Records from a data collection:
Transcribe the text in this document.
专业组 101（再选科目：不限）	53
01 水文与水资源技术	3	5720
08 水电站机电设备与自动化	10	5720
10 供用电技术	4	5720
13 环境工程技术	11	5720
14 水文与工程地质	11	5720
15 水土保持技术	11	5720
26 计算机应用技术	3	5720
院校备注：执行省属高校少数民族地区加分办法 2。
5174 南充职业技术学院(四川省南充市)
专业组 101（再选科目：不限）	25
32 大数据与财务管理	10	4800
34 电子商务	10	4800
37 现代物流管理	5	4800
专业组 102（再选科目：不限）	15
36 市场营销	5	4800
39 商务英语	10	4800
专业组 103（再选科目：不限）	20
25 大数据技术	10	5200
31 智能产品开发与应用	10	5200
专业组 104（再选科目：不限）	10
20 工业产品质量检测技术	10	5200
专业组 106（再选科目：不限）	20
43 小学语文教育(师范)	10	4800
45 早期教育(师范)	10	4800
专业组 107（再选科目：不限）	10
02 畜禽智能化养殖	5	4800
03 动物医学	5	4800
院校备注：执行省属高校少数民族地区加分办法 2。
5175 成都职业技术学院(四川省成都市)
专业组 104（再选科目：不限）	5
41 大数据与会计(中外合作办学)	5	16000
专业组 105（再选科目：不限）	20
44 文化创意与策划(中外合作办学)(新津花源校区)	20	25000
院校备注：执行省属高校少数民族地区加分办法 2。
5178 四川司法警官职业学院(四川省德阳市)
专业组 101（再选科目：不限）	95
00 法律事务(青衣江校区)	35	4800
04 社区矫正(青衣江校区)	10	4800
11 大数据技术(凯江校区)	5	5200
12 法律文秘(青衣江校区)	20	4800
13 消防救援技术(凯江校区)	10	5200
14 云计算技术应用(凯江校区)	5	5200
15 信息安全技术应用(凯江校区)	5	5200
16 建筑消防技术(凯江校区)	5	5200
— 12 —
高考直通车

Stated goal –
From the records above, extract each line exactly as shown.

Task result –
Transcribe the text in this document.
专业组 101（再选科目：不限）	53
01 水文与水资源技术	3	5720
08 水电站机电设备与自动化	10	5720
10 供用电技术	4	5720
13 环境工程技术	11	5720
14 水文与工程地质	11	5720
15 水土保持技术	11	5720
26 计算机应用技术	3	5720
院校备注：执行省属高校少数民族地区加分办法 2。
5174 南充职业技术学院(四川省南充市)
专业组 101（再选科目：不限）	25
32 大数据与财务管理	10	4800
34 电子商务	10	4800
37 现代物流管理	5	4800
专业组 102（再选科目：不限）	15
36 市场营销	5	4800
39 商务英语	10	4800
专业组 103（再选科目：不限）	20
25 大数据技术	10	5200
31 智能产品开发与应用	10	5200
专业组 104（再选科目：不限）	10
20 工业产品质量检测技术	10	5200
专业组 106（再选科目：不限）	20
43 小学语文教育(师范)	10	4800
45 早期教育(师范)	10	4800
专业组 107（再选科目：不限）	10
02 畜禽智能化养殖	5	4800
03 动物医学	5	4800
院校备注：执行省属高校少数民族地区加分办法 2。
5175 成都职业技术学院(四川省成都市)
专业组 104（再选科目：不限）	5
41 大数据与会计(中外合作办学)	5	16000
专业组 105（再选科目：不限）	20
44 文化创意与策划(中外合作办学)(新津花源校区)	20	25000
院校备注：执行省属高校少数民族地区加分办法 2。
5178 四川司法警官职业学院(四川省德阳市)
专业组 101（再选科目：不限）	95
00 法律事务(青衣江校区)	35	4800
04 社区矫正(青衣江校区)	10	4800
11 大数据技术(凯江校区)	5	5200
12 法律文秘(青衣江校区)	20	4800
13 消防救援技术(凯江校区)	10	5200
14 云计算技术应用(凯江校区)	5	5200
15 信息安全技术应用(凯江校区)	5	5200
16 建筑消防技术(凯江校区)	5	5200
— 12 —
高考直通车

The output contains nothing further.